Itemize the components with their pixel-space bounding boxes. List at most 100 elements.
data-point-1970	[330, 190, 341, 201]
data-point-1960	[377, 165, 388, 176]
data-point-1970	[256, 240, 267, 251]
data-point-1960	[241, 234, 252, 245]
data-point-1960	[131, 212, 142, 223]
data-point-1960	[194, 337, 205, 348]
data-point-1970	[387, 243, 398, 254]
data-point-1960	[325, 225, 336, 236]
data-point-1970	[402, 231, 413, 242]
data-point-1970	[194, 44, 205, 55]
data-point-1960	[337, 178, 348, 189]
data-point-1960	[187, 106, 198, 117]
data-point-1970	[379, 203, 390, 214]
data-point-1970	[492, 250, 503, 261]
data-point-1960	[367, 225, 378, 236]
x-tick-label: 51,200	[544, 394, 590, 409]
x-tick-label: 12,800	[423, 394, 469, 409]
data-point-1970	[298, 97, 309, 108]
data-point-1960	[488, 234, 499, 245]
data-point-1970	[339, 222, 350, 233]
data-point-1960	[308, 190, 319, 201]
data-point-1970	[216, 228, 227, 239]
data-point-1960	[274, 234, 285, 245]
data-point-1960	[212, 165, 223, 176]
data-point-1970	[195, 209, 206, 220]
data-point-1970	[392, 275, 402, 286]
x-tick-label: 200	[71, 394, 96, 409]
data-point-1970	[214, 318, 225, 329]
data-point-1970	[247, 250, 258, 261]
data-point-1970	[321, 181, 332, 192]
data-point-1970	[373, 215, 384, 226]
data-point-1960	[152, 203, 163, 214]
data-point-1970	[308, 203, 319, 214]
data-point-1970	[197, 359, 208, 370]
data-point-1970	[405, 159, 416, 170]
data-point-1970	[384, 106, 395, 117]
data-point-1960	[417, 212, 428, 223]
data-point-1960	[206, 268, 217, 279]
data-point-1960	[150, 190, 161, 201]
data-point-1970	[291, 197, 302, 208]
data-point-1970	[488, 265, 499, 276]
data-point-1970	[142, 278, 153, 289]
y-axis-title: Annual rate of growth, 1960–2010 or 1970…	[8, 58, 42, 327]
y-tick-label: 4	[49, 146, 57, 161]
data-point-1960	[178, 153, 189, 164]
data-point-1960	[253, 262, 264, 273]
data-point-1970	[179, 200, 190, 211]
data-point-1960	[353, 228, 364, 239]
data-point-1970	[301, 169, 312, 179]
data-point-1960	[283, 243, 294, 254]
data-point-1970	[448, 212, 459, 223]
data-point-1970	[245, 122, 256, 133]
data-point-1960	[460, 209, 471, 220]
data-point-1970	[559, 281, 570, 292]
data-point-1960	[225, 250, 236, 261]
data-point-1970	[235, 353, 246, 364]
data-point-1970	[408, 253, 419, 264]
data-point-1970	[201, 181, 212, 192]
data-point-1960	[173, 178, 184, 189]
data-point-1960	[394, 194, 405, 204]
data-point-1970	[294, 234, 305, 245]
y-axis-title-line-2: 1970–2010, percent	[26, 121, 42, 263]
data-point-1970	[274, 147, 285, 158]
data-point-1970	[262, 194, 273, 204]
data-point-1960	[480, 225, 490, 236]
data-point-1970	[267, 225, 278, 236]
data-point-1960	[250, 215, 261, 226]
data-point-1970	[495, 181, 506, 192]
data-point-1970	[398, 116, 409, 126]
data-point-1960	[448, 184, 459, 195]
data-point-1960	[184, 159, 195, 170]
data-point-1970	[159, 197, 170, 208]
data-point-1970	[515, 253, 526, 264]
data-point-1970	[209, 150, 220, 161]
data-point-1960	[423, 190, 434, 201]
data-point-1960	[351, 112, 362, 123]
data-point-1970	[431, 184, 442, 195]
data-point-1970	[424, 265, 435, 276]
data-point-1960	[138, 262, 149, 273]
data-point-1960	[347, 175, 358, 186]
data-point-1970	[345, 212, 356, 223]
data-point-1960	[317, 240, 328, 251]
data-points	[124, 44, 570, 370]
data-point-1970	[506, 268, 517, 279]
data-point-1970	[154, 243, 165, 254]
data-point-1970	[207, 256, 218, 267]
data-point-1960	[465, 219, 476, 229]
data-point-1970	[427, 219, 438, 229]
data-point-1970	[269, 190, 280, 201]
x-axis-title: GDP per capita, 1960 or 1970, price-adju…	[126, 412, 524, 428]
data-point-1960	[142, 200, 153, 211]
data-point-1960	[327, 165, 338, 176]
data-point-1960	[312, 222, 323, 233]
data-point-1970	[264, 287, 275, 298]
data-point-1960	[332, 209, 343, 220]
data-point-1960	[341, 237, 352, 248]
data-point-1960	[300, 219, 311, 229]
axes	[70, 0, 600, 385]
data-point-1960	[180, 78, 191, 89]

######

### WRITTEN EXERCISE
Rewrite every line of the items above as a numbered list, leaving out any blank lines.

### EXERCISE RESULT
1. Itemize the components with their pixel-space bounding boxes. List at most 100 elements.
2. data-point-1970	[330, 190, 341, 201]
3. data-point-1960	[377, 165, 388, 176]
4. data-point-1970	[256, 240, 267, 251]
5. data-point-1960	[241, 234, 252, 245]
6. data-point-1960	[131, 212, 142, 223]
7. data-point-1960	[194, 337, 205, 348]
8. data-point-1970	[387, 243, 398, 254]
9. data-point-1960	[325, 225, 336, 236]
10. data-point-1970	[402, 231, 413, 242]
11. data-point-1970	[194, 44, 205, 55]
12. data-point-1960	[337, 178, 348, 189]
13. data-point-1960	[187, 106, 198, 117]
14. data-point-1970	[379, 203, 390, 214]
15. data-point-1970	[492, 250, 503, 261]
16. data-point-1960	[367, 225, 378, 236]
17. x-tick-label: 51,200	[544, 394, 590, 409]
18. x-tick-label: 12,800	[423, 394, 469, 409]
19. data-point-1970	[298, 97, 309, 108]
20. data-point-1960	[488, 234, 499, 245]
21. data-point-1970	[339, 222, 350, 233]
22. data-point-1960	[308, 190, 319, 201]
23. data-point-1970	[216, 228, 227, 239]
24. data-point-1960	[274, 234, 285, 245]
25. data-point-1960	[212, 165, 223, 176]
26. data-point-1970	[195, 209, 206, 220]
27. data-point-1970	[392, 275, 402, 286]
28. x-tick-label: 200	[71, 394, 96, 409]
29. data-point-1970	[214, 318, 225, 329]
30. data-point-1970	[247, 250, 258, 261]
31. data-point-1970	[321, 181, 332, 192]
32. data-point-1970	[373, 215, 384, 226]
33. data-point-1960	[152, 203, 163, 214]
34. data-point-1970	[308, 203, 319, 214]
35. data-point-1970	[197, 359, 208, 370]
36. data-point-1970	[405, 159, 416, 170]
37. data-point-1970	[384, 106, 395, 117]
38. data-point-1960	[417, 212, 428, 223]
39. data-point-1960	[206, 268, 217, 279]
40. data-point-1960	[150, 190, 161, 201]
41. data-point-1970	[291, 197, 302, 208]
42. data-point-1970	[488, 265, 499, 276]
43. data-point-1970	[142, 278, 153, 289]
44. y-axis-title: Annual rate of growth, 1960–2010 or 1970…	[8, 58, 42, 327]
45. y-tick-label: 4	[49, 146, 57, 161]
46. data-point-1960	[178, 153, 189, 164]
47. data-point-1960	[253, 262, 264, 273]
48. data-point-1970	[179, 200, 190, 211]
49. data-point-1960	[353, 228, 364, 239]
50. data-point-1970	[301, 169, 312, 179]
51. data-point-1960	[283, 243, 294, 254]
52. data-point-1970	[448, 212, 459, 223]
53. data-point-1970	[245, 122, 256, 133]
54. data-point-1960	[460, 209, 471, 220]
55. data-point-1970	[559, 281, 570, 292]
56. data-point-1960	[225, 250, 236, 261]
57. data-point-1970	[235, 353, 246, 364]
58. data-point-1970	[408, 253, 419, 264]
59. data-point-1970	[201, 181, 212, 192]
60. data-point-1960	[173, 178, 184, 189]
61. data-point-1960	[394, 194, 405, 204]
62. data-point-1970	[294, 234, 305, 245]
63. y-axis-title-line-2: 1970–2010, percent	[26, 121, 42, 263]
64. data-point-1970	[274, 147, 285, 158]
65. data-point-1970	[262, 194, 273, 204]
66. data-point-1960	[480, 225, 490, 236]
67. data-point-1970	[267, 225, 278, 236]
68. data-point-1960	[250, 215, 261, 226]
69. data-point-1970	[495, 181, 506, 192]
70. data-point-1970	[398, 116, 409, 126]
71. data-point-1960	[448, 184, 459, 195]
72. data-point-1960	[184, 159, 195, 170]
73. data-point-1970	[159, 197, 170, 208]
74. data-point-1970	[515, 253, 526, 264]
75. data-point-1970	[209, 150, 220, 161]
76. data-point-1960	[423, 190, 434, 201]
77. data-point-1960	[351, 112, 362, 123]
78. data-point-1970	[431, 184, 442, 195]
79. data-point-1970	[424, 265, 435, 276]
80. data-point-1960	[138, 262, 149, 273]
81. data-point-1960	[347, 175, 358, 186]
82. data-point-1970	[345, 212, 356, 223]
83. data-point-1960	[317, 240, 328, 251]
84. data-points	[124, 44, 570, 370]
85. data-point-1970	[506, 268, 517, 279]
86. data-point-1970	[154, 243, 165, 254]
87. data-point-1970	[207, 256, 218, 267]
88. data-point-1960	[465, 219, 476, 229]
89. data-point-1970	[427, 219, 438, 229]
90. data-point-1970	[269, 190, 280, 201]
91. x-axis-title: GDP per capita, 1960 or 1970, price-adju…	[126, 412, 524, 428]
92. data-point-1960	[142, 200, 153, 211]
93. data-point-1960	[327, 165, 338, 176]
94. data-point-1960	[312, 222, 323, 233]
95. data-point-1970	[264, 287, 275, 298]
96. data-point-1960	[332, 209, 343, 220]
97. data-point-1960	[341, 237, 352, 248]
98. data-point-1960	[300, 219, 311, 229]
99. axes	[70, 0, 600, 385]
100. data-point-1960	[180, 78, 191, 89]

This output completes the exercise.